__JOB__
Extract all of the data and reproduce it precisely.

__RAW RECORDS__

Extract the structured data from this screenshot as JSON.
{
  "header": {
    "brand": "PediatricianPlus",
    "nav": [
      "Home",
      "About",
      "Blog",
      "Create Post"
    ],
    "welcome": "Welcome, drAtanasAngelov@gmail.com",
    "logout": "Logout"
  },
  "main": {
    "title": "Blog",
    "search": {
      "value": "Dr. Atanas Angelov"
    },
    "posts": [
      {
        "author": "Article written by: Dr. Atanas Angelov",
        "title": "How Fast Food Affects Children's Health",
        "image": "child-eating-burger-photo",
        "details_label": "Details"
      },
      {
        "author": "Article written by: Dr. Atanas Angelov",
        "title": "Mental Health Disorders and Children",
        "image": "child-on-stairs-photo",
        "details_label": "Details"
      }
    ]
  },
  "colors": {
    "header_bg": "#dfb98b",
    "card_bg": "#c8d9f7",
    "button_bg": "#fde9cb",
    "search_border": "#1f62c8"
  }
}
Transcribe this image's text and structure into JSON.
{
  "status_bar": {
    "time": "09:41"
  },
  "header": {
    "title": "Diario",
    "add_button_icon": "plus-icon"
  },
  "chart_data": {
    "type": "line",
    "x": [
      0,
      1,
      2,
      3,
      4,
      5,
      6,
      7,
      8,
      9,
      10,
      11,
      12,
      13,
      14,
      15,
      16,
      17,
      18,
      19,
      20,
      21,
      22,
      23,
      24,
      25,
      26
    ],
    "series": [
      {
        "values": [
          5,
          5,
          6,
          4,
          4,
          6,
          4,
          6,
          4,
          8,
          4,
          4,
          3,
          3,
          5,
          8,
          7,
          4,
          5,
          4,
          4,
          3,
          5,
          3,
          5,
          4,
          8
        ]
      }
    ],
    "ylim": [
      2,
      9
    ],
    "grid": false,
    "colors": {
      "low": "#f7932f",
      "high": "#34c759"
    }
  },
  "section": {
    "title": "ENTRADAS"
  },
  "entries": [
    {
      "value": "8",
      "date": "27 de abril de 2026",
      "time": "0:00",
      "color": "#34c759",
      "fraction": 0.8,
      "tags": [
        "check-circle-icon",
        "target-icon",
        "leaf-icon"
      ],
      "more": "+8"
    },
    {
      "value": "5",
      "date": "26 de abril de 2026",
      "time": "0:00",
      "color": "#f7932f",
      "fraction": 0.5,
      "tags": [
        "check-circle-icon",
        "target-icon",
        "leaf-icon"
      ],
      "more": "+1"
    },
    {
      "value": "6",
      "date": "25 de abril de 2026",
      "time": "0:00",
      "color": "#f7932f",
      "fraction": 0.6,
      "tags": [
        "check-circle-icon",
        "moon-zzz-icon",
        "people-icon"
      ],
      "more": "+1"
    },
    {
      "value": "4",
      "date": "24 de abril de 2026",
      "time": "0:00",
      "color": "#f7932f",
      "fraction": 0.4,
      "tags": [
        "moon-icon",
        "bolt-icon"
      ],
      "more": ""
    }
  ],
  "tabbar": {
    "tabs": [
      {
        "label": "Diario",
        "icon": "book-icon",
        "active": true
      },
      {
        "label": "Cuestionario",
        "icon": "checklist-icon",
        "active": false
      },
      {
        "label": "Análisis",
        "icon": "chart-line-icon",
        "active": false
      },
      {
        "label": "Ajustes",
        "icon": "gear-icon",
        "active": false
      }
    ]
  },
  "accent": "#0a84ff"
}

__EXERCISE RESULT__
Extract the structured data from this screenshot as JSON.
{
  "header": {
    "brand": "PediatricianPlus",
    "nav": [
      "Home",
      "About",
      "Blog",
      "Create Post"
    ],
    "welcome": "Welcome, drAtanasAngelov@gmail.com",
    "logout": "Logout"
  },
  "main": {
    "title": "Blog",
    "search": {
      "value": "Dr. Atanas Angelov"
    },
    "posts": [
      {
        "author": "Article written by: Dr. Atanas Angelov",
        "title": "How Fast Food Affects Children's Health",
        "image": "child-eating-burger-photo",
        "details_label": "Details"
      },
      {
        "author": "Article written by: Dr. Atanas Angelov",
        "title": "Mental Health Disorders and Children",
        "image": "child-on-stairs-photo",
        "details_label": "Details"
      }
    ]
  },
  "colors": {
    "header_bg": "#dfb98b",
    "card_bg": "#c8d9f7",
    "button_bg": "#fde9cb",
    "search_border": "#1f62c8"
  }
}
Transcribe this image's text and structure into JSON.
{
  "status_bar": {
    "time": "09:41"
  },
  "header": {
    "title": "Diario",
    "add_button_icon": "plus-icon"
  },
  "chart_data": {
    "type": "line",
    "x": [
      0,
      1,
      2,
      3,
      4,
      5,
      6,
      7,
      8,
      9,
      10,
      11,
      12,
      13,
      14,
      15,
      16,
      17,
      18,
      19,
      20,
      21,
      22,
      23,
      24,
      25,
      26
    ],
    "series": [
      {
        "values": [
          5,
          5,
          6,
          4,
          4,
          6,
          4,
          6,
          4,
          8,
          4,
          4,
          3,
          3,
          5,
          8,
          7,
          4,
          5,
          4,
          4,
          3,
          5,
          3,
          5,
          4,
          8
        ]
      }
    ],
    "ylim": [
      2,
      9
    ],
    "grid": false,
    "colors": {
      "low": "#f7932f",
      "high": "#34c759"
    }
  },
  "section": {
    "title": "ENTRADAS"
  },
  "entries": [
    {
      "value": "8",
      "date": "27 de abril de 2026",
      "time": "0:00",
      "color": "#34c759",
      "fraction": 0.8,
      "tags": [
        "check-circle-icon",
        "target-icon",
        "leaf-icon"
      ],
      "more": "+8"
    },
    {
      "value": "5",
      "date": "26 de abril de 2026",
      "time": "0:00",
      "color": "#f7932f",
      "fraction": 0.5,
      "tags": [
        "check-circle-icon",
        "target-icon",
        "leaf-icon"
      ],
      "more": "+1"
    },
    {
      "value": "6",
      "date": "25 de abril de 2026",
      "time": "0:00",
      "color": "#f7932f",
      "fraction": 0.6,
      "tags": [
        "check-circle-icon",
        "moon-zzz-icon",
        "people-icon"
      ],
      "more": "+1"
    },
    {
      "value": "4",
      "date": "24 de abril de 2026",
      "time": "0:00",
      "color": "#f7932f",
      "fraction": 0.4,
      "tags": [
        "moon-icon",
        "bolt-icon"
      ],
      "more": ""
    }
  ],
  "tabbar": {
    "tabs": [
      {
        "label": "Diario",
        "icon": "book-icon",
        "active": true
      },
      {
        "label": "Cuestionario",
        "icon": "checklist-icon",
        "active": false
      },
      {
        "label": "Análisis",
        "icon": "chart-line-icon",
        "active": false
      },
      {
        "label": "Ajustes",
        "icon": "gear-icon",
        "active": false
      }
    ]
  },
  "accent": "#0a84ff"
}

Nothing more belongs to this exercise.